* _WHAT THE EXERCISE ASKS_
Output each entry exactly; skip nothing.

* _MATERIAL PROVIDED_
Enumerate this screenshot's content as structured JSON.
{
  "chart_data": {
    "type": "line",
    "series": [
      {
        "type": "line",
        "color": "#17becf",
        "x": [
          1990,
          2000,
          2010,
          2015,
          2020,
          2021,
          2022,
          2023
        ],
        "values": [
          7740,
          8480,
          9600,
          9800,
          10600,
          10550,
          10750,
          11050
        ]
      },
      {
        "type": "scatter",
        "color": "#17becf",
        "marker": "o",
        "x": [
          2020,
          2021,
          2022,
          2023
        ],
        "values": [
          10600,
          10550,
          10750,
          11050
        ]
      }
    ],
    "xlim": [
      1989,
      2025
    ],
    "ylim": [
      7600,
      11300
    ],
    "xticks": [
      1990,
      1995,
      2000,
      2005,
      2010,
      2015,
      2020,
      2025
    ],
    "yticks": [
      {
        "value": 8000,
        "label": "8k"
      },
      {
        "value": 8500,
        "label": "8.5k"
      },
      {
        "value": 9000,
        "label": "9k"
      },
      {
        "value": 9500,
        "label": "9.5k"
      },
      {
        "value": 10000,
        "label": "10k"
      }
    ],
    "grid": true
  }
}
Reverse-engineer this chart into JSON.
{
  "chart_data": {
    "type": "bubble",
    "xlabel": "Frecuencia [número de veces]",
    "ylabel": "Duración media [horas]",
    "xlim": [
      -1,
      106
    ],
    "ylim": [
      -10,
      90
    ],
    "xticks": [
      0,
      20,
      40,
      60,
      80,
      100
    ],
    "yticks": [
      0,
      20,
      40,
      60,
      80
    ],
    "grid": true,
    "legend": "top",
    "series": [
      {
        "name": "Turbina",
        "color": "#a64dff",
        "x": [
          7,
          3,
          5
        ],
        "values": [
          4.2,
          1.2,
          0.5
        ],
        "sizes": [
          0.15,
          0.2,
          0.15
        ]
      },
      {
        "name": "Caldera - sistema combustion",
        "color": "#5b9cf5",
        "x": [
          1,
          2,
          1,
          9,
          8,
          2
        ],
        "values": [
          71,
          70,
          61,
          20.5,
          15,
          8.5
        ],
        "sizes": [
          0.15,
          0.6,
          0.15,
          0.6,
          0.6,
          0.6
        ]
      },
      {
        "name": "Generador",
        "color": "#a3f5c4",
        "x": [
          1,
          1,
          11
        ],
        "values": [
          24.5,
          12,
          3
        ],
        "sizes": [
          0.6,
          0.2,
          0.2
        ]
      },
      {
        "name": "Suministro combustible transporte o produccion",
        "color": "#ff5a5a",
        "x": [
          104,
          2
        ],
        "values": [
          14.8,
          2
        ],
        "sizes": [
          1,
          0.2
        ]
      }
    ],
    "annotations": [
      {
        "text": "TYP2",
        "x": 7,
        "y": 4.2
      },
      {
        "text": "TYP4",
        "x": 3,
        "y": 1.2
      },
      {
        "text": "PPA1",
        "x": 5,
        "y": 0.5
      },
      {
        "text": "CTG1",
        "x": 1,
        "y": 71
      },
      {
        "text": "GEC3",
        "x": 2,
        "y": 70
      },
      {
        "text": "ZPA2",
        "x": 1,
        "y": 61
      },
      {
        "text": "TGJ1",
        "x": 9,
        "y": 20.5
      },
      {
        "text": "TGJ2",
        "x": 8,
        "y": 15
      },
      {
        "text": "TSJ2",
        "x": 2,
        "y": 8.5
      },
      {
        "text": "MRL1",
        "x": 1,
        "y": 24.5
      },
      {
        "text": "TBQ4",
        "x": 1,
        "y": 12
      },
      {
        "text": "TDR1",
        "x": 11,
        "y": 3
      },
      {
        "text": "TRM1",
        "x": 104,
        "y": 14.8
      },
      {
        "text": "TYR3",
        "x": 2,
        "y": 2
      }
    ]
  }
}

* _OUTPUT OF THE EXERCISE_
Enumerate this screenshot's content as structured JSON.
{
  "chart_data": {
    "type": "line",
    "series": [
      {
        "type": "line",
        "color": "#17becf",
        "x": [
          1990,
          2000,
          2010,
          2015,
          2020,
          2021,
          2022,
          2023
        ],
        "values": [
          7740,
          8480,
          9600,
          9800,
          10600,
          10550,
          10750,
          11050
        ]
      },
      {
        "type": "scatter",
        "color": "#17becf",
        "marker": "o",
        "x": [
          2020,
          2021,
          2022,
          2023
        ],
        "values": [
          10600,
          10550,
          10750,
          11050
        ]
      }
    ],
    "xlim": [
      1989,
      2025
    ],
    "ylim": [
      7600,
      11300
    ],
    "xticks": [
      1990,
      1995,
      2000,
      2005,
      2010,
      2015,
      2020,
      2025
    ],
    "yticks": [
      {
        "value": 8000,
        "label": "8k"
      },
      {
        "value": 8500,
        "label": "8.5k"
      },
      {
        "value": 9000,
        "label": "9k"
      },
      {
        "value": 9500,
        "label": "9.5k"
      },
      {
        "value": 10000,
        "label": "10k"
      }
    ],
    "grid": true
  }
}
Reverse-engineer this chart into JSON.
{
  "chart_data": {
    "type": "bubble",
    "xlabel": "Frecuencia [número de veces]",
    "ylabel": "Duración media [horas]",
    "xlim": [
      -1,
      106
    ],
    "ylim": [
      -10,
      90
    ],
    "xticks": [
      0,
      20,
      40,
      60,
      80,
      100
    ],
    "yticks": [
      0,
      20,
      40,
      60,
      80
    ],
    "grid": true,
    "legend": "top",
    "series": [
      {
        "name": "Turbina",
        "color": "#a64dff",
        "x": [
          7,
          3,
          5
        ],
        "values": [
          4.2,
          1.2,
          0.5
        ],
        "sizes": [
          0.15,
          0.2,
          0.15
        ]
      },
      {
        "name": "Caldera - sistema combustion",
        "color": "#5b9cf5",
        "x": [
          1,
          2,
          1,
          9,
          8,
          2
        ],
        "values": [
          71,
          70,
          61,
          20.5,
          15,
          8.5
        ],
        "sizes": [
          0.15,
          0.6,
          0.15,
          0.6,
          0.6,
          0.6
        ]
      },
      {
        "name": "Generador",
        "color": "#a3f5c4",
        "x": [
          1,
          1,
          11
        ],
        "values": [
          24.5,
          12,
          3
        ],
        "sizes": [
          0.6,
          0.2,
          0.2
        ]
      },
      {
        "name": "Suministro combustible transporte o produccion",
        "color": "#ff5a5a",
        "x": [
          104,
          2
        ],
        "values": [
          14.8,
          2
        ],
        "sizes": [
          1,
          0.2
        ]
      }
    ],
    "annotations": [
      {
        "text": "TYP2",
        "x": 7,
        "y": 4.2
      },
      {
        "text": "TYP4",
        "x": 3,
        "y": 1.2
      },
      {
        "text": "PPA1",
        "x": 5,
        "y": 0.5
      },
      {
        "text": "CTG1",
        "x": 1,
        "y": 71
      },
      {
        "text": "GEC3",
        "x": 2,
        "y": 70
      },
      {
        "text": "ZPA2",
        "x": 1,
        "y": 61
      },
      {
        "text": "TGJ1",
        "x": 9,
        "y": 20.5
      },
      {
        "text": "TGJ2",
        "x": 8,
        "y": 15
      },
      {
        "text": "TSJ2",
        "x": 2,
        "y": 8.5
      },
      {
        "text": "MRL1",
        "x": 1,
        "y": 24.5
      },
      {
        "text": "TBQ4",
        "x": 1,
        "y": 12
      },
      {
        "text": "TDR1",
        "x": 11,
        "y": 3
      },
      {
        "text": "TRM1",
        "x": 104,
        "y": 14.8
      },
      {
        "text": "TYR3",
        "x": 2,
        "y": 2
      }
    ]
  }
}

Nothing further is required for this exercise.